WHAT THE EXERCISE ASKS — Output each line of the material exactly as it stands.

GIVEN INFORMATION —
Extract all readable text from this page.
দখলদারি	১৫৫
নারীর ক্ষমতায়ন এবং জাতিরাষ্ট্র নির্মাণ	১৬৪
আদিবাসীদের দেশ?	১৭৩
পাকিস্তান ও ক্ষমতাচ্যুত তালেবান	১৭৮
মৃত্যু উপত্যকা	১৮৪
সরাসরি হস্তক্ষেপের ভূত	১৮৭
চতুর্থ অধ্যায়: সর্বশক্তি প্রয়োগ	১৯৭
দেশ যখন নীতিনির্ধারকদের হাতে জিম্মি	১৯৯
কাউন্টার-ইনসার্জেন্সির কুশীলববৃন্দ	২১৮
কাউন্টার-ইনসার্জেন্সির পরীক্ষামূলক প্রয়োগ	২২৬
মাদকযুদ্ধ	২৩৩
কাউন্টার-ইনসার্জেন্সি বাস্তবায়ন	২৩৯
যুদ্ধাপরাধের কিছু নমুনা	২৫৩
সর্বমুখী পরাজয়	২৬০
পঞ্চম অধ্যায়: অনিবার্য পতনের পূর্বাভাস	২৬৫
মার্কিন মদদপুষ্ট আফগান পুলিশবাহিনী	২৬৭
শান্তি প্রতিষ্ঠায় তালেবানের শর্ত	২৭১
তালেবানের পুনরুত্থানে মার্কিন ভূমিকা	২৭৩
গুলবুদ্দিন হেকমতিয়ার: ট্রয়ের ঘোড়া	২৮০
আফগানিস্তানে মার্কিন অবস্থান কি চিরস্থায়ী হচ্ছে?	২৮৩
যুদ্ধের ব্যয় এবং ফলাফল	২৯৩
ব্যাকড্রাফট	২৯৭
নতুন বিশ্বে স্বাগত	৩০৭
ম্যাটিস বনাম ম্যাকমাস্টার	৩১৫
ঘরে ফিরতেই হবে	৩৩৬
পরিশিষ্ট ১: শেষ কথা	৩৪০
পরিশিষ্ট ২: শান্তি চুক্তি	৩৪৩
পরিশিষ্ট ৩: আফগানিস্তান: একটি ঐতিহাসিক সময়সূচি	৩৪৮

TASK ANSWER —
Extract all readable text from this page.
দখলদারি	১৫৫
নারীর ক্ষমতায়ন এবং জাতিরাষ্ট্র নির্মাণ	১৬৪
আদিবাসীদের দেশ?	১৭৩
পাকিস্তান ও ক্ষমতাচ্যুত তালেবান	১৭৮
মৃত্যু উপত্যকা	১৮৪
সরাসরি হস্তক্ষেপের ভূত	১৮৭
চতুর্থ অধ্যায়: সর্বশক্তি প্রয়োগ	১৯৭
দেশ যখন নীতিনির্ধারকদের হাতে জিম্মি	১৯৯
কাউন্টার-ইনসার্জেন্সির কুশীলববৃন্দ	২১৮
কাউন্টার-ইনসার্জেন্সির পরীক্ষামূলক প্রয়োগ	২২৬
মাদকযুদ্ধ	২৩৩
কাউন্টার-ইনসার্জেন্সি বাস্তবায়ন	২৩৯
যুদ্ধাপরাধের কিছু নমুনা	২৫৩
সর্বমুখী পরাজয়	২৬০
পঞ্চম অধ্যায়: অনিবার্য পতনের পূর্বাভাস	২৬৫
মার্কিন মদদপুষ্ট আফগান পুলিশবাহিনী	২৬৭
শান্তি প্রতিষ্ঠায় তালেবানের শর্ত	২৭১
তালেবানের পুনরুত্থানে মার্কিন ভূমিকা	২৭৩
গুলবুদ্দিন হেকমতিয়ার: ট্রয়ের ঘোড়া	২৮০
আফগানিস্তানে মার্কিন অবস্থান কি চিরস্থায়ী হচ্ছে?	২৮৩
যুদ্ধের ব্যয় এবং ফলাফল	২৯৩
ব্যাকড্রাফট	২৯৭
নতুন বিশ্বে স্বাগত	৩০৭
ম্যাটিস বনাম ম্যাকমাস্টার	৩১৫
ঘরে ফিরতেই হবে	৩৩৬
পরিশিষ্ট ১: শেষ কথা	৩৪০
পরিশিষ্ট ২: শান্তি চুক্তি	৩৪৩
পরিশিষ্ট ৩: আফগানিস্তান: একটি ঐতিহাসিক সময়সূচি	৩৪৮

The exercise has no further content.